INSTRUCTIONS FOR THE TASK: Copy out all the lines where "JSON" shows up.

Figure dataset records:
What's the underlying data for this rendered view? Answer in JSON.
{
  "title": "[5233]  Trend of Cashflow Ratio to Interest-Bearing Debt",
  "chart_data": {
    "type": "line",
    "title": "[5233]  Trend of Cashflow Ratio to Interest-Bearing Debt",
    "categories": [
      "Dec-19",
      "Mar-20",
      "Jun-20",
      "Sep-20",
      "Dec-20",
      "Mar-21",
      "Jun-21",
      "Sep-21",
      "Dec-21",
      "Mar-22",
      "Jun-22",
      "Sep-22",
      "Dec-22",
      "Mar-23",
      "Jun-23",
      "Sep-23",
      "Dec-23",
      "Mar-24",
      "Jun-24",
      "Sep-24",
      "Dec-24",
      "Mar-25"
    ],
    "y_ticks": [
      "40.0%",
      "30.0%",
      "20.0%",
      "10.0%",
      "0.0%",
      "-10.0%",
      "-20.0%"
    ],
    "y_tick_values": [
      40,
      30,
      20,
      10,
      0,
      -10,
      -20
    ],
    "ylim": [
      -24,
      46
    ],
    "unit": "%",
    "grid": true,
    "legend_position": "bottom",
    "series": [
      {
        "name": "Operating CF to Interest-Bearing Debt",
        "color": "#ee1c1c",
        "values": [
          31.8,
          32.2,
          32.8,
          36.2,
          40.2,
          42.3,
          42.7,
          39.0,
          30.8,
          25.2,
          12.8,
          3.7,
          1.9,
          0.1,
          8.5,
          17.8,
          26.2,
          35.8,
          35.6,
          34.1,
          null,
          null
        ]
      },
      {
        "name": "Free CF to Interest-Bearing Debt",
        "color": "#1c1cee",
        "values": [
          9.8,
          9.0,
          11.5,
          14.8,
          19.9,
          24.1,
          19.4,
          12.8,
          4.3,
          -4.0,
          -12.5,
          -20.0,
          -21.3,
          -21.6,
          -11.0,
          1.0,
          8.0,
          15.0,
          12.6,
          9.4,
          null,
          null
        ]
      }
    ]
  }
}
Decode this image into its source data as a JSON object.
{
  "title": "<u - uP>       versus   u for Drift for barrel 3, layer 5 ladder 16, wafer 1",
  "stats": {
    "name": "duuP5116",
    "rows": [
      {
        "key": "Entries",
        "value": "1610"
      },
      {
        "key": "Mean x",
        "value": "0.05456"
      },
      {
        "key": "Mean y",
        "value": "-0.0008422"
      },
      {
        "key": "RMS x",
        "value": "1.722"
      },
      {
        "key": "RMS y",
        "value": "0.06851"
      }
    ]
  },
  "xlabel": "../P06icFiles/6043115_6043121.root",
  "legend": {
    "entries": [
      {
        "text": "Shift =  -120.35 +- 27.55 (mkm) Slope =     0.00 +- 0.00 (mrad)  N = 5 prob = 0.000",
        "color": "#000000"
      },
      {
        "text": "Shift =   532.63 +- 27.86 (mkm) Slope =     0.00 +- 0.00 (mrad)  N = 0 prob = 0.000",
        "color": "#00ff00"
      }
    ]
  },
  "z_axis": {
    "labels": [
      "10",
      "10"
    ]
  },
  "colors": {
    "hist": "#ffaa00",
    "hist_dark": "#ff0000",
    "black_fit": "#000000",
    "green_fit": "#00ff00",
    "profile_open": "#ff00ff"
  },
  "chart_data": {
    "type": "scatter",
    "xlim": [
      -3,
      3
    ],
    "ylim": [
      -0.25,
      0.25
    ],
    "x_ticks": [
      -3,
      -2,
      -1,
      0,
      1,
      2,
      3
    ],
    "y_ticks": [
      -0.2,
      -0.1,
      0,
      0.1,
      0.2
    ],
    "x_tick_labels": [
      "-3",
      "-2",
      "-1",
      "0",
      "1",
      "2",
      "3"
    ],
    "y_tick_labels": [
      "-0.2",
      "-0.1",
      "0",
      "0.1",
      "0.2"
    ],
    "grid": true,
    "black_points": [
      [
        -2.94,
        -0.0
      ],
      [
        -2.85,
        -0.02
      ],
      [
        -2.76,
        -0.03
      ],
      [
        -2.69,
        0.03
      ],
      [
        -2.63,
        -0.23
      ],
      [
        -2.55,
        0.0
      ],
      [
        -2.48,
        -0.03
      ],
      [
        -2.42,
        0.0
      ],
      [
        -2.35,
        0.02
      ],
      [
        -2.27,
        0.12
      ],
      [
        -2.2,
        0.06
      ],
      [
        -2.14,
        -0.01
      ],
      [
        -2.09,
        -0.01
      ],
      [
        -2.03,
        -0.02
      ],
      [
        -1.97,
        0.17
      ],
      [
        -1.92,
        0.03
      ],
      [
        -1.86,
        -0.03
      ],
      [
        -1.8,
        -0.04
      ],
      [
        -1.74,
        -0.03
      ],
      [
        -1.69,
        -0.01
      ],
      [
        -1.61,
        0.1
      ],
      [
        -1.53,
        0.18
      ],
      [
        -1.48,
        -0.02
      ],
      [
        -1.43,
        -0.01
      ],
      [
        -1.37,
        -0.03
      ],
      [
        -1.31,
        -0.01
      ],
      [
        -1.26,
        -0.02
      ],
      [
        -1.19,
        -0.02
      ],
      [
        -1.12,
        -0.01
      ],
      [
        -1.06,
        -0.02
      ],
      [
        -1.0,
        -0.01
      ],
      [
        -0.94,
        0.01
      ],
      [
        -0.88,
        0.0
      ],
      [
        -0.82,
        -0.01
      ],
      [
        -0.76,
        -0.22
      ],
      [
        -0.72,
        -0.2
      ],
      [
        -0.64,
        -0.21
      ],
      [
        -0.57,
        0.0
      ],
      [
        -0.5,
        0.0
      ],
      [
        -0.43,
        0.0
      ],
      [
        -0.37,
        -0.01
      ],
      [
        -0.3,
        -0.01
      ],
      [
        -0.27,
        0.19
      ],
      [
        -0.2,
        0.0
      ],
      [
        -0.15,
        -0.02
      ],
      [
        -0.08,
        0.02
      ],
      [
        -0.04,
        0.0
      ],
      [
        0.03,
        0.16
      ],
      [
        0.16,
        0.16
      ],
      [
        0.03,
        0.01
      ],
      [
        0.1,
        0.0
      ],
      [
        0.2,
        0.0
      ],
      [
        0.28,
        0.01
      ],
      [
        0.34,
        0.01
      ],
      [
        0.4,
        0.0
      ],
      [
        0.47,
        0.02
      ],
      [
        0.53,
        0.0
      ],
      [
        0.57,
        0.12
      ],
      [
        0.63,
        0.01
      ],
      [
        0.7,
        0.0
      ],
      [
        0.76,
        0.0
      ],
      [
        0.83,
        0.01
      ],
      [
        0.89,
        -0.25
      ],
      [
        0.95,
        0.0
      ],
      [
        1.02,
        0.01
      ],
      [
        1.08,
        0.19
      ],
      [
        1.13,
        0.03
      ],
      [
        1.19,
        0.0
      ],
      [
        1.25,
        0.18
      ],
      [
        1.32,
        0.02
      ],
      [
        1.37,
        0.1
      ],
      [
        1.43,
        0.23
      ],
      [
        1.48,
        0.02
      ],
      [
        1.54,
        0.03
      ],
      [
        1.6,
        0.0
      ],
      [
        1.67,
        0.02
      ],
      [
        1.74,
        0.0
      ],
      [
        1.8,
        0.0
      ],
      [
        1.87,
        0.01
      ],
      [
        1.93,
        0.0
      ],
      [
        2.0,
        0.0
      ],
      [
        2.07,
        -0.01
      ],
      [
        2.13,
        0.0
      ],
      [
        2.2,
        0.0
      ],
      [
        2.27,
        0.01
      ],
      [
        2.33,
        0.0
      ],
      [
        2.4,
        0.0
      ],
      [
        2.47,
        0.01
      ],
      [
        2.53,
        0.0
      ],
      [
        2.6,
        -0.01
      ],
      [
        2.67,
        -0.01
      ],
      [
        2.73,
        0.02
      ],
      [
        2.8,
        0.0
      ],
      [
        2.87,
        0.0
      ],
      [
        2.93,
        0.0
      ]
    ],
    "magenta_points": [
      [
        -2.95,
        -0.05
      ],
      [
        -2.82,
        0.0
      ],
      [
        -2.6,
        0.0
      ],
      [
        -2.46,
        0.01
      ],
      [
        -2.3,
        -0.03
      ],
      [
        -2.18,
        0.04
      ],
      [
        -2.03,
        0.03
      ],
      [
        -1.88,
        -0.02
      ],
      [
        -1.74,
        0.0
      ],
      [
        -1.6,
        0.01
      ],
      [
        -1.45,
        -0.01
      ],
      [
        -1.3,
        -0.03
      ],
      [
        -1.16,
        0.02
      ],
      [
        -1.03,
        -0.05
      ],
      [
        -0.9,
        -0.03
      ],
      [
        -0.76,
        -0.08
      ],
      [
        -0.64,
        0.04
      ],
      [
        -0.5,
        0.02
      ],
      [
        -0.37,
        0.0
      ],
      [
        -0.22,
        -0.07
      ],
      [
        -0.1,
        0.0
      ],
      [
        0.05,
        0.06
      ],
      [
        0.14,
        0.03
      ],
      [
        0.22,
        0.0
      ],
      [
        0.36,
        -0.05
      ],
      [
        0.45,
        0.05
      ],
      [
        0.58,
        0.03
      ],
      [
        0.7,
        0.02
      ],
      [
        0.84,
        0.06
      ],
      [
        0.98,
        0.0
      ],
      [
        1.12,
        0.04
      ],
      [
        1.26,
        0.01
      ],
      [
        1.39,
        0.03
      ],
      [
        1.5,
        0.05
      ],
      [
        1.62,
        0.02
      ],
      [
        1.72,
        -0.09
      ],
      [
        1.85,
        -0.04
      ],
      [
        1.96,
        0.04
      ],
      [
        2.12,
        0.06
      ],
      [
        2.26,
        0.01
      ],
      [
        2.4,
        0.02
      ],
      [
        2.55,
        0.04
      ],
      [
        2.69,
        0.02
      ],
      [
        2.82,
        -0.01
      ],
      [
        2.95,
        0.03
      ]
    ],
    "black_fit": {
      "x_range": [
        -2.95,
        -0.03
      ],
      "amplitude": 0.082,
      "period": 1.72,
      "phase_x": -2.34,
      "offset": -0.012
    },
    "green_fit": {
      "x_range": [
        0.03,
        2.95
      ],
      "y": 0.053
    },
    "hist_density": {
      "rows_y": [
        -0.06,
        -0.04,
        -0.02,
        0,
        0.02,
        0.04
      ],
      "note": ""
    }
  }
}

THE REPLY:
What's the underlying data for this rendered view? Answer in JSON.
Decode this image into its source data as a JSON object.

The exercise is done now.